### [Exercise goal]
Transcribe the material below exactly as it appears.

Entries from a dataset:
####################
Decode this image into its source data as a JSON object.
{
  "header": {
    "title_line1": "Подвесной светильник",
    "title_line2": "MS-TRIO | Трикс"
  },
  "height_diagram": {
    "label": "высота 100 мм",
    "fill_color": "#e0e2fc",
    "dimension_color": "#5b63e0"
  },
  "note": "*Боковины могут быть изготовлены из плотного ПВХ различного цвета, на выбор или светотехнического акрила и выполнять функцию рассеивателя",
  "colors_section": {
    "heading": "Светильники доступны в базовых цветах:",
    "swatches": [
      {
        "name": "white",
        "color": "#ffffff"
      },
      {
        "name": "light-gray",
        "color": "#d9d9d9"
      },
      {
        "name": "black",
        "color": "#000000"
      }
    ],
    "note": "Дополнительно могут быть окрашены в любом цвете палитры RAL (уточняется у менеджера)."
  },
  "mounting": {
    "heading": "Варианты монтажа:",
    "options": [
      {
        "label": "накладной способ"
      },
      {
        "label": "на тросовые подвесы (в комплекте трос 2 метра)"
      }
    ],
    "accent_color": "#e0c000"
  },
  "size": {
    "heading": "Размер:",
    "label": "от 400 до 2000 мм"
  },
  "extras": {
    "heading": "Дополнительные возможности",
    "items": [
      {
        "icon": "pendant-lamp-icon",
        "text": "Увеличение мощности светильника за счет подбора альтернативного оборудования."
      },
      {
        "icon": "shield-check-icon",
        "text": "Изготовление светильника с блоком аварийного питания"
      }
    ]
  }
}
####################
### [The output]
Decode this image into its source data as a JSON object.
{
  "header": {
    "title_line1": "Подвесной светильник",
    "title_line2": "MS-TRIO | Трикс"
  },
  "height_diagram": {
    "label": "высота 100 мм",
    "fill_color": "#e0e2fc",
    "dimension_color": "#5b63e0"
  },
  "note": "*Боковины могут быть изготовлены из плотного ПВХ различного цвета, на выбор или светотехнического акрила и выполнять функцию рассеивателя",
  "colors_section": {
    "heading": "Светильники доступны в базовых цветах:",
    "swatches": [
      {
        "name": "white",
        "color": "#ffffff"
      },
      {
        "name": "light-gray",
        "color": "#d9d9d9"
      },
      {
        "name": "black",
        "color": "#000000"
      }
    ],
    "note": "Дополнительно могут быть окрашены в любом цвете палитры RAL (уточняется у менеджера)."
  },
  "mounting": {
    "heading": "Варианты монтажа:",
    "options": [
      {
        "label": "накладной способ"
      },
      {
        "label": "на тросовые подвесы (в комплекте трос 2 метра)"
      }
    ],
    "accent_color": "#e0c000"
  },
  "size": {
    "heading": "Размер:",
    "label": "от 400 до 2000 мм"
  },
  "extras": {
    "heading": "Дополнительные возможности",
    "items": [
      {
        "icon": "pendant-lamp-icon",
        "text": "Увеличение мощности светильника за счет подбора альтернативного оборудования."
      },
      {
        "icon": "shield-check-icon",
        "text": "Изготовление светильника с блоком аварийного питания"
      }
    ]
  }
}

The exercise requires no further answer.